[Task directions]: Print the data that follows exactly.

[Records from a collection of figures]
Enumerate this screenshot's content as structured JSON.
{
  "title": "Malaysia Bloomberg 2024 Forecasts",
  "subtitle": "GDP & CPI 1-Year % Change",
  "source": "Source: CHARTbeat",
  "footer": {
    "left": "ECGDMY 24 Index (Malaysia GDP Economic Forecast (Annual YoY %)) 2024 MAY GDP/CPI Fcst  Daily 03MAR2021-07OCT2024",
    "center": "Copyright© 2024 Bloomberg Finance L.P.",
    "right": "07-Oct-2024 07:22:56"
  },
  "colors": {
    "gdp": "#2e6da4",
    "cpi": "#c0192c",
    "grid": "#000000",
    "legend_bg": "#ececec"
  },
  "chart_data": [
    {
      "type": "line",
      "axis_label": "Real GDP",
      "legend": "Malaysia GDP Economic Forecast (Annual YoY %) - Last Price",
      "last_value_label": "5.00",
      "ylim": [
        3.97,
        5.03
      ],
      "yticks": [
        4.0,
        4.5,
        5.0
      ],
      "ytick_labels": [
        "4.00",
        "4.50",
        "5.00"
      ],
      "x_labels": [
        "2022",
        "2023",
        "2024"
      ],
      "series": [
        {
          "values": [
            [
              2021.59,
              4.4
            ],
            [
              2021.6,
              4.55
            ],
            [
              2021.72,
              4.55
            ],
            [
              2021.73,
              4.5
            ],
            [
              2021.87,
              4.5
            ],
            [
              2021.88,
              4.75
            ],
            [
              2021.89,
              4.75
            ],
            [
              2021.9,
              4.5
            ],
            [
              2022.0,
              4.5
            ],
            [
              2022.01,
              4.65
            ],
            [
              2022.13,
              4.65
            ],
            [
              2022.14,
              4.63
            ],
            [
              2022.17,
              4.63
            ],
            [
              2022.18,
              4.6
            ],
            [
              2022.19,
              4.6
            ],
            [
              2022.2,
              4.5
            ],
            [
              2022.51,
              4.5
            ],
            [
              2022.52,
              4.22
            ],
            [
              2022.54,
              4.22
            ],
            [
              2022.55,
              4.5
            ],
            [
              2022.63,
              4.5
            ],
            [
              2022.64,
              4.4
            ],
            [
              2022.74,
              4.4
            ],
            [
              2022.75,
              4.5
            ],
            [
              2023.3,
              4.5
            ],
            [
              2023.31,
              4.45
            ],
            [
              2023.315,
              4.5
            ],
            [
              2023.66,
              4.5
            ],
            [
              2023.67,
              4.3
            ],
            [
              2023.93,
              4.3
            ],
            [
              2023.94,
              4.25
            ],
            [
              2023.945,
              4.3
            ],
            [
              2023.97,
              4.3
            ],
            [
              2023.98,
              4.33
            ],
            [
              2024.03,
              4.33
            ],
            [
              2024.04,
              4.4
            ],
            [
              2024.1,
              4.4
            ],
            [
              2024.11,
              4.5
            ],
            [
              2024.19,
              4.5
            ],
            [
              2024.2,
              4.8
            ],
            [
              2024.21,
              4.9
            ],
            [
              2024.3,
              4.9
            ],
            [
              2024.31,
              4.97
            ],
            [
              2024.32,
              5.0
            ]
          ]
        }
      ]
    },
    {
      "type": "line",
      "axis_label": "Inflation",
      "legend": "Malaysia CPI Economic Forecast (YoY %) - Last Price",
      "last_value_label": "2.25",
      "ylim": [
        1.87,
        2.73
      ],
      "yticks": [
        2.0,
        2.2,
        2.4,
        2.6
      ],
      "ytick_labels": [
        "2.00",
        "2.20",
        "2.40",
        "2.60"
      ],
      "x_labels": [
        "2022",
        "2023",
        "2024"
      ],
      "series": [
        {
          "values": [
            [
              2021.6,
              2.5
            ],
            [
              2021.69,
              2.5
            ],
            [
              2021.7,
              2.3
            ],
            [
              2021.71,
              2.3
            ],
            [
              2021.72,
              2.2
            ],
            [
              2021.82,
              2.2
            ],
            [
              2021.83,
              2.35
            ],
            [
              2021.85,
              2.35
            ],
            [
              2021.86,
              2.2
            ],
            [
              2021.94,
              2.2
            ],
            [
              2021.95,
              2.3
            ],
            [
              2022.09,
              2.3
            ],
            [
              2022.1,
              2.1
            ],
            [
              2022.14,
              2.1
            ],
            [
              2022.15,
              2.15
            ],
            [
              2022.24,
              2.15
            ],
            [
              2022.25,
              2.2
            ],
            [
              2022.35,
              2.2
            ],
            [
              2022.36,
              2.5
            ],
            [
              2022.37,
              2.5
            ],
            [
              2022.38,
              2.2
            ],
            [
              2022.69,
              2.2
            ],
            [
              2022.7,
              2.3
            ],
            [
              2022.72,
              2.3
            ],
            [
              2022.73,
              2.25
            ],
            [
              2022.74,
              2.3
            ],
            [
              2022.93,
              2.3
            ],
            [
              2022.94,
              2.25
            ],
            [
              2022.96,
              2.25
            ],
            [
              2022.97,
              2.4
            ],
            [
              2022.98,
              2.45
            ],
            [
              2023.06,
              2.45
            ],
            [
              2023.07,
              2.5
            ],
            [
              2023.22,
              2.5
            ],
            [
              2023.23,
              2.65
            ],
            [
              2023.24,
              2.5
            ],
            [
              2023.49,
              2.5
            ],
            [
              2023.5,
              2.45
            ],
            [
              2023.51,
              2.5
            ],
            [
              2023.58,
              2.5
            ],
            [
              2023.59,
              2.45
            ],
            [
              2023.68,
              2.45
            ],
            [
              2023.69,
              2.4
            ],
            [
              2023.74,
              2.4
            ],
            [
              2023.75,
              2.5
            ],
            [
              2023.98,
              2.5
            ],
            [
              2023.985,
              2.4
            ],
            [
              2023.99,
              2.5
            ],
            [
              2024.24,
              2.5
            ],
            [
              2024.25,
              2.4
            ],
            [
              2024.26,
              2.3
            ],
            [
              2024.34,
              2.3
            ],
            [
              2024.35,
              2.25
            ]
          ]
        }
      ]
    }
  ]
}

[Result]:
Enumerate this screenshot's content as structured JSON.
{
  "title": "Malaysia Bloomberg 2024 Forecasts",
  "subtitle": "GDP & CPI 1-Year % Change",
  "source": "Source: CHARTbeat",
  "footer": {
    "left": "ECGDMY 24 Index (Malaysia GDP Economic Forecast (Annual YoY %)) 2024 MAY GDP/CPI Fcst  Daily 03MAR2021-07OCT2024",
    "center": "Copyright© 2024 Bloomberg Finance L.P.",
    "right": "07-Oct-2024 07:22:56"
  },
  "colors": {
    "gdp": "#2e6da4",
    "cpi": "#c0192c",
    "grid": "#000000",
    "legend_bg": "#ececec"
  },
  "chart_data": [
    {
      "type": "line",
      "axis_label": "Real GDP",
      "legend": "Malaysia GDP Economic Forecast (Annual YoY %) - Last Price",
      "last_value_label": "5.00",
      "ylim": [
        3.97,
        5.03
      ],
      "yticks": [
        4.0,
        4.5,
        5.0
      ],
      "ytick_labels": [
        "4.00",
        "4.50",
        "5.00"
      ],
      "x_labels": [
        "2022",
        "2023",
        "2024"
      ],
      "series": [
        {
          "values": [
            [
              2021.59,
              4.4
            ],
            [
              2021.6,
              4.55
            ],
            [
              2021.72,
              4.55
            ],
            [
              2021.73,
              4.5
            ],
            [
              2021.87,
              4.5
            ],
            [
              2021.88,
              4.75
            ],
            [
              2021.89,
              4.75
            ],
            [
              2021.9,
              4.5
            ],
            [
              2022.0,
              4.5
            ],
            [
              2022.01,
              4.65
            ],
            [
              2022.13,
              4.65
            ],
            [
              2022.14,
              4.63
            ],
            [
              2022.17,
              4.63
            ],
            [
              2022.18,
              4.6
            ],
            [
              2022.19,
              4.6
            ],
            [
              2022.2,
              4.5
            ],
            [
              2022.51,
              4.5
            ],
            [
              2022.52,
              4.22
            ],
            [
              2022.54,
              4.22
            ],
            [
              2022.55,
              4.5
            ],
            [
              2022.63,
              4.5
            ],
            [
              2022.64,
              4.4
            ],
            [
              2022.74,
              4.4
            ],
            [
              2022.75,
              4.5
            ],
            [
              2023.3,
              4.5
            ],
            [
              2023.31,
              4.45
            ],
            [
              2023.315,
              4.5
            ],
            [
              2023.66,
              4.5
            ],
            [
              2023.67,
              4.3
            ],
            [
              2023.93,
              4.3
            ],
            [
              2023.94,
              4.25
            ],
            [
              2023.945,
              4.3
            ],
            [
              2023.97,
              4.3
            ],
            [
              2023.98,
              4.33
            ],
            [
              2024.03,
              4.33
            ],
            [
              2024.04,
              4.4
            ],
            [
              2024.1,
              4.4
            ],
            [
              2024.11,
              4.5
            ],
            [
              2024.19,
              4.5
            ],
            [
              2024.2,
              4.8
            ],
            [
              2024.21,
              4.9
            ],
            [
              2024.3,
              4.9
            ],
            [
              2024.31,
              4.97
            ],
            [
              2024.32,
              5.0
            ]
          ]
        }
      ]
    },
    {
      "type": "line",
      "axis_label": "Inflation",
      "legend": "Malaysia CPI Economic Forecast (YoY %) - Last Price",
      "last_value_label": "2.25",
      "ylim": [
        1.87,
        2.73
      ],
      "yticks": [
        2.0,
        2.2,
        2.4,
        2.6
      ],
      "ytick_labels": [
        "2.00",
        "2.20",
        "2.40",
        "2.60"
      ],
      "x_labels": [
        "2022",
        "2023",
        "2024"
      ],
      "series": [
        {
          "values": [
            [
              2021.6,
              2.5
            ],
            [
              2021.69,
              2.5
            ],
            [
              2021.7,
              2.3
            ],
            [
              2021.71,
              2.3
            ],
            [
              2021.72,
              2.2
            ],
            [
              2021.82,
              2.2
            ],
            [
              2021.83,
              2.35
            ],
            [
              2021.85,
              2.35
            ],
            [
              2021.86,
              2.2
            ],
            [
              2021.94,
              2.2
            ],
            [
              2021.95,
              2.3
            ],
            [
              2022.09,
              2.3
            ],
            [
              2022.1,
              2.1
            ],
            [
              2022.14,
              2.1
            ],
            [
              2022.15,
              2.15
            ],
            [
              2022.24,
              2.15
            ],
            [
              2022.25,
              2.2
            ],
            [
              2022.35,
              2.2
            ],
            [
              2022.36,
              2.5
            ],
            [
              2022.37,
              2.5
            ],
            [
              2022.38,
              2.2
            ],
            [
              2022.69,
              2.2
            ],
            [
              2022.7,
              2.3
            ],
            [
              2022.72,
              2.3
            ],
            [
              2022.73,
              2.25
            ],
            [
              2022.74,
              2.3
            ],
            [
              2022.93,
              2.3
            ],
            [
              2022.94,
              2.25
            ],
            [
              2022.96,
              2.25
            ],
            [
              2022.97,
              2.4
            ],
            [
              2022.98,
              2.45
            ],
            [
              2023.06,
              2.45
            ],
            [
              2023.07,
              2.5
            ],
            [
              2023.22,
              2.5
            ],
            [
              2023.23,
              2.65
            ],
            [
              2023.24,
              2.5
            ],
            [
              2023.49,
              2.5
            ],
            [
              2023.5,
              2.45
            ],
            [
              2023.51,
              2.5
            ],
            [
              2023.58,
              2.5
            ],
            [
              2023.59,
              2.45
            ],
            [
              2023.68,
              2.45
            ],
            [
              2023.69,
              2.4
            ],
            [
              2023.74,
              2.4
            ],
            [
              2023.75,
              2.5
            ],
            [
              2023.98,
              2.5
            ],
            [
              2023.985,
              2.4
            ],
            [
              2023.99,
              2.5
            ],
            [
              2024.24,
              2.5
            ],
            [
              2024.25,
              2.4
            ],
            [
              2024.26,
              2.3
            ],
            [
              2024.34,
              2.3
            ],
            [
              2024.35,
              2.25
            ]
          ]
        }
      ]
    }
  ]
}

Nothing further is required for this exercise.